◆ **TASK DESCRIPTION**
Gather the lines below that include the string "What", copying each in full.

(Data records)
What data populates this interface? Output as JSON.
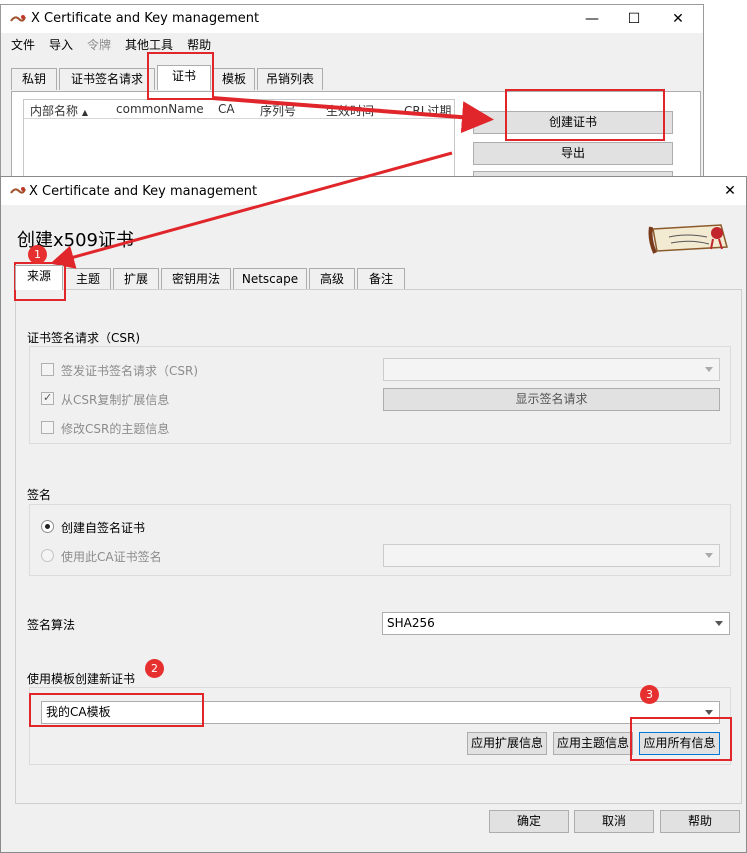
{
  "back_window": {
    "title": "X Certificate and Key management",
    "controls": {
      "minimize": "—",
      "maximize": "☐",
      "close": "✕"
    },
    "menu": [
      "文件",
      "导入",
      "令牌",
      "其他工具",
      "帮助"
    ],
    "tabs": [
      "私钥",
      "证书签名请求",
      "证书",
      "模板",
      "吊销列表"
    ],
    "columns": [
      "内部名称",
      "commonName",
      "CA",
      "序列号",
      "生效时间",
      "CRL过期"
    ],
    "sort_glyph": "▲",
    "buttons": {
      "create": "创建证书",
      "export": "导出"
    }
  },
  "dialog": {
    "title": "X Certificate and Key management",
    "close": "✕",
    "heading": "创建x509证书",
    "tabs": [
      "来源",
      "主题",
      "扩展",
      "密钥用法",
      "Netscape",
      "高级",
      "备注"
    ],
    "csr_section": {
      "title": "证书签名请求（CSR)",
      "sign_csr": "签发证书签名请求（CSR)",
      "copy_ext": "从CSR复制扩展信息",
      "modify_subject": "修改CSR的主题信息",
      "show_request": "显示签名请求",
      "check": "✓"
    },
    "signing": {
      "title": "签名",
      "self_signed": "创建自签名证书",
      "use_ca": "使用此CA证书签名"
    },
    "algorithm": {
      "label": "签名算法",
      "value": "SHA256"
    },
    "template": {
      "title": "使用模板创建新证书",
      "value": "我的CA模板",
      "apply_ext": "应用扩展信息",
      "apply_subject": "应用主题信息",
      "apply_all": "应用所有信息"
    },
    "footer": {
      "ok": "确定",
      "cancel": "取消",
      "help": "帮助"
    }
  },
  "annotations": {
    "step1": "1",
    "step2": "2",
    "step3": "3",
    "color": "#e0262a"
  }
}
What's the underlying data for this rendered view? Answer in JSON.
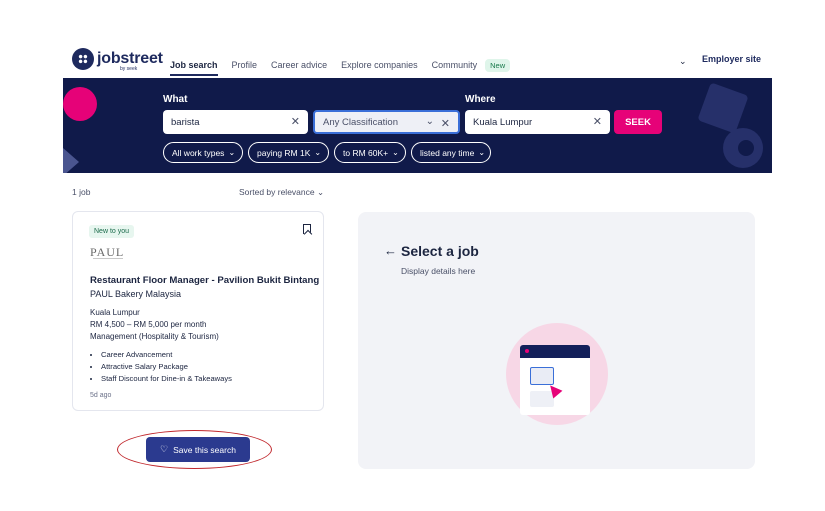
{
  "header": {
    "logo_text": "jobstreet",
    "logo_sub": "by seek",
    "nav": [
      {
        "label": "Job search"
      },
      {
        "label": "Profile"
      },
      {
        "label": "Career advice"
      },
      {
        "label": "Explore companies"
      },
      {
        "label": "Community"
      }
    ],
    "new_badge": "New",
    "employer_link": "Employer site"
  },
  "search": {
    "what_label": "What",
    "where_label": "Where",
    "keyword_value": "barista",
    "classification_placeholder": "Any Classification",
    "location_value": "Kuala Lumpur",
    "seek_label": "SEEK",
    "filters": [
      {
        "label": "All work types"
      },
      {
        "label": "paying RM 1K"
      },
      {
        "label": "to RM 60K+"
      },
      {
        "label": "listed any time"
      }
    ]
  },
  "results": {
    "count": "1 job",
    "sort": "Sorted by relevance"
  },
  "job_card": {
    "badge": "New to you",
    "brand_text": "PAUL",
    "title": "Restaurant Floor Manager - Pavilion Bukit Bintang",
    "company": "PAUL Bakery Malaysia",
    "location": "Kuala Lumpur",
    "salary": "RM 4,500 – RM 5,000 per month",
    "category": "Management (Hospitality & Tourism)",
    "bullets": [
      "Career Advancement",
      "Attractive Salary Package",
      "Staff Discount for Dine-in & Takeaways"
    ],
    "posted": "5d ago"
  },
  "save_search_label": "Save this search",
  "detail_panel": {
    "title": "Select a job",
    "subtitle": "Display details here"
  },
  "colors": {
    "brand_navy": "#101a4a",
    "brand_pink": "#e60278",
    "button_blue": "#2b3a8f",
    "annotation_red": "#c0282d"
  }
}
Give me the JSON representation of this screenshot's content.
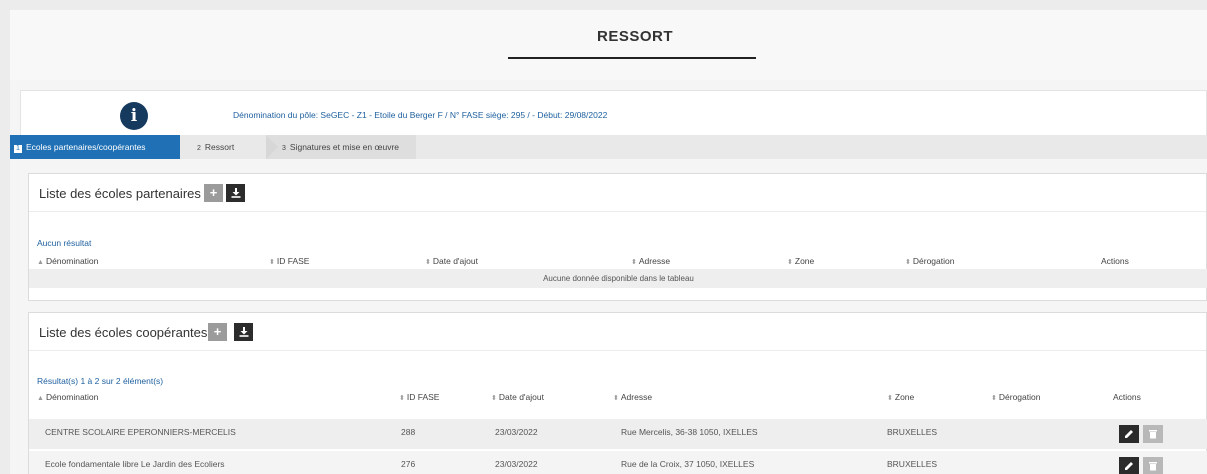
{
  "header": {
    "title": "RESSORT"
  },
  "info": {
    "icon": "info-icon",
    "text": "Dénomination du pôle: SeGEC - Z1 - Etoile du Berger F / N° FASE siège: 295 / - Début: 29/08/2022"
  },
  "steps": [
    {
      "num": "1",
      "label": "Ecoles partenaires/coopérantes",
      "active": true
    },
    {
      "num": "2",
      "label": "Ressort",
      "active": false
    },
    {
      "num": "3",
      "label": "Signatures et mise en œuvre",
      "active": false
    }
  ],
  "partners": {
    "title": "Liste des écoles partenaires",
    "add_icon": "plus-icon",
    "download_icon": "download-icon",
    "result_text": "Aucun résultat",
    "columns": [
      "Dénomination",
      "ID FASE",
      "Date d'ajout",
      "Adresse",
      "Zone",
      "Dérogation",
      "Actions"
    ],
    "empty_text": "Aucune donnée disponible dans le tableau"
  },
  "cooperating": {
    "title": "Liste des écoles coopérantes",
    "add_icon": "plus-icon",
    "download_icon": "download-icon",
    "result_text": "Résultat(s) 1 à 2 sur 2 élément(s)",
    "columns": [
      "Dénomination",
      "ID FASE",
      "Date d'ajout",
      "Adresse",
      "Zone",
      "Dérogation",
      "Actions"
    ],
    "rows": [
      {
        "denomination": "CENTRE SCOLAIRE EPERONNIERS-MERCELIS",
        "id_fase": "288",
        "date": "23/03/2022",
        "adresse": "Rue Mercelis, 36-38 1050, IXELLES",
        "zone": "BRUXELLES",
        "derogation": ""
      },
      {
        "denomination": "Ecole fondamentale libre Le Jardin des Ecoliers",
        "id_fase": "276",
        "date": "23/03/2022",
        "adresse": "Rue de la Croix, 37 1050, IXELLES",
        "zone": "BRUXELLES",
        "derogation": ""
      }
    ]
  },
  "colors": {
    "accent": "#1f70b5",
    "icon_dark": "#153a5e",
    "link": "#1d5f9e"
  }
}
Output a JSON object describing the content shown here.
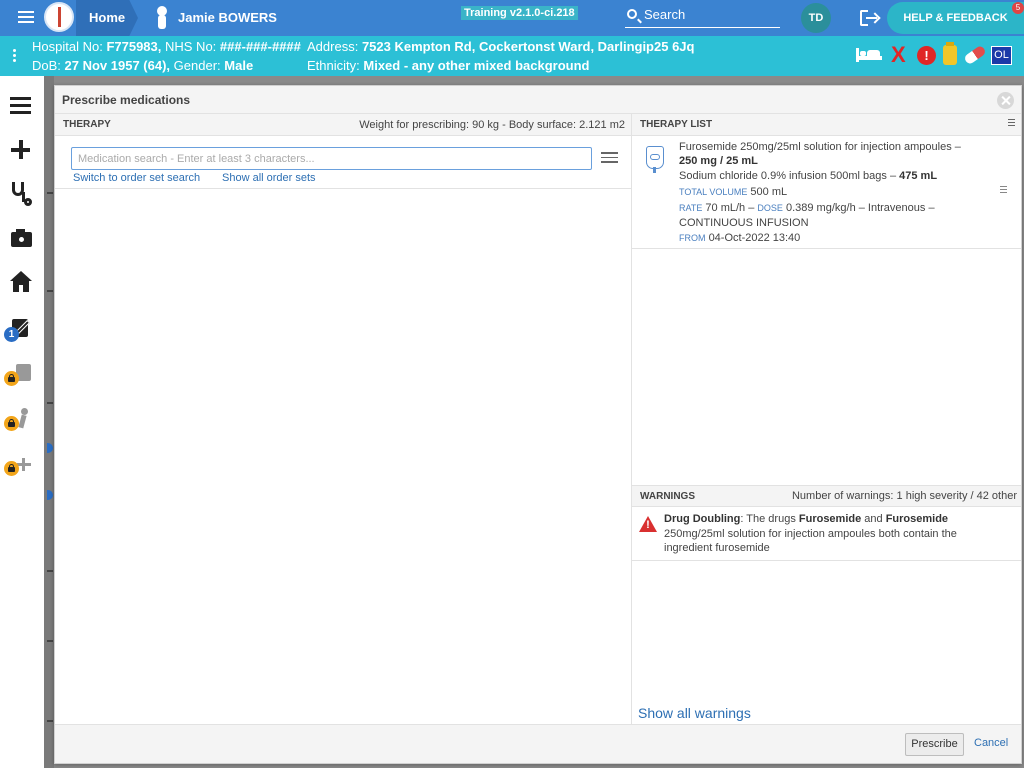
{
  "topbar": {
    "home_label": "Home",
    "patient_name": "Jamie BOWERS",
    "version": "Training v2.1.0-ci.218",
    "search_label": "Search",
    "user_initials": "TD",
    "help_label": "HELP & FEEDBACK",
    "notification_count": "5",
    "bar_color": "#3b83d1"
  },
  "banner": {
    "hospital_no_label": "Hospital No:",
    "hospital_no": "F775983,",
    "nhs_no_label": "NHS No:",
    "nhs_no": "###-###-####",
    "address_label": "Address:",
    "address": "7523 Kempton Rd, Cockertonst Ward, Darlingip25 6Jq",
    "dob_label": "DoB:",
    "dob": "27 Nov 1957 (64),",
    "gender_label": "Gender:",
    "gender": "Male",
    "ethnicity_label": "Ethnicity:",
    "ethnicity": "Mixed - any other mixed background",
    "icons": [
      "bed-icon",
      "x-icon",
      "alert-icon",
      "bottle-icon",
      "pill-icon",
      "ol-icon"
    ],
    "ol_label": "OL",
    "alert_symbol": "!",
    "x_symbol": "X",
    "bar_color": "#2cc0d6"
  },
  "sidebar": {
    "items": [
      {
        "icon": "list-icon"
      },
      {
        "icon": "plus-icon"
      },
      {
        "icon": "stethoscope-icon"
      },
      {
        "icon": "camera-icon"
      },
      {
        "icon": "home-icon"
      },
      {
        "icon": "edit-document-icon",
        "badge": "1"
      },
      {
        "icon": "clipboard-icon",
        "locked": true
      },
      {
        "icon": "walking-person-icon",
        "locked": true
      },
      {
        "icon": "add-icon",
        "locked": true
      }
    ]
  },
  "modal": {
    "title": "Prescribe medications",
    "therapy": {
      "header": "THERAPY",
      "weight_info": "Weight for prescribing: 90 kg - Body surface: 2.121 m2",
      "search_placeholder": "Medication search - Enter at least 3 characters...",
      "switch_link": "Switch to order set search",
      "show_all_link": "Show all order sets"
    },
    "therapy_list": {
      "header": "THERAPY LIST",
      "item": {
        "line1": "Furosemide 250mg/25ml solution for injection ampoules –",
        "line2": "250 mg / 25 mL",
        "line3_text": "Sodium chloride 0.9% infusion 500ml bags –",
        "line3_bold": "475 mL",
        "total_volume_label": "TOTAL VOLUME",
        "total_volume": "500 mL",
        "rate_label": "RATE",
        "rate": "70 mL/h –",
        "dose_label": "DOSE",
        "dose": "0.389 mg/kg/h – Intravenous –",
        "infusion": "CONTINUOUS INFUSION",
        "from_label": "FROM",
        "from": "04-Oct-2022 13:40"
      }
    },
    "warnings": {
      "header": "WARNINGS",
      "count": "Number of warnings: 1 high severity / 42 other",
      "item": {
        "label": "Drug Doubling",
        "text1": ": The drugs ",
        "drug1": "Furosemide",
        "and": " and ",
        "drug2": "Furosemide",
        "line2": "250mg/25ml solution for injection ampoules both contain the",
        "line3": "ingredient furosemide"
      },
      "show_all": "Show all warnings"
    },
    "footer": {
      "prescribe": "Prescribe",
      "cancel": "Cancel"
    }
  }
}
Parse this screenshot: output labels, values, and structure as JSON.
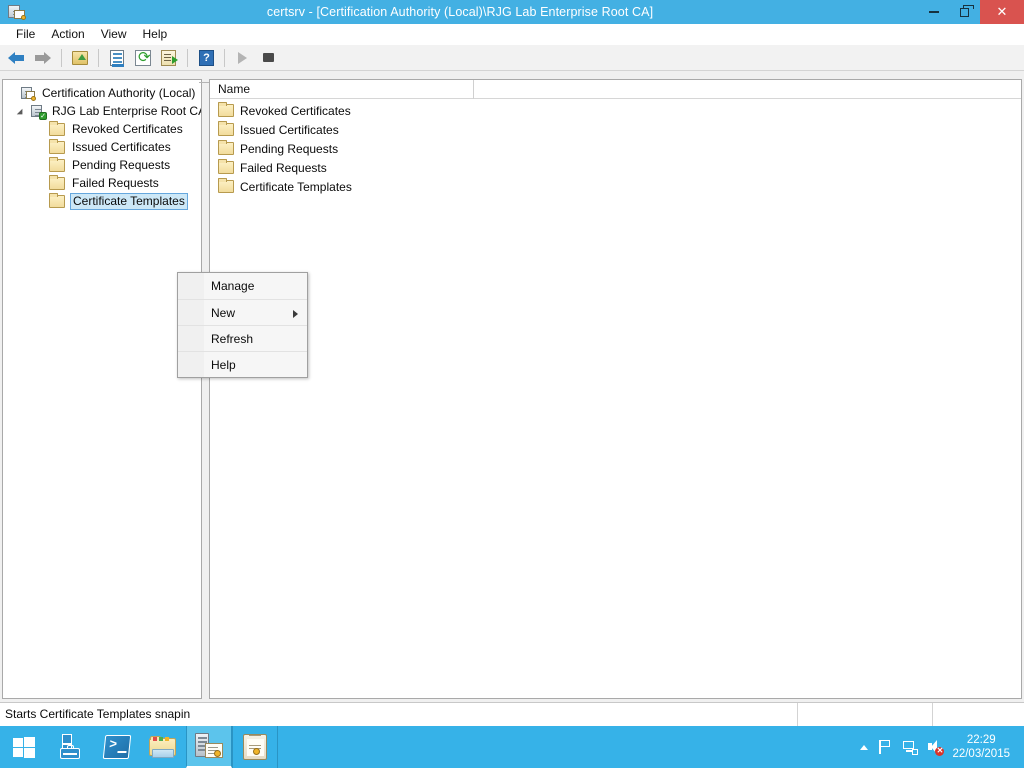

◆ **EXERCISE OUTPUT**
What data populates this interface? Output as JSON.
What's the underlying data for this rendered view? Answer in JSON.
    "what_label": "What",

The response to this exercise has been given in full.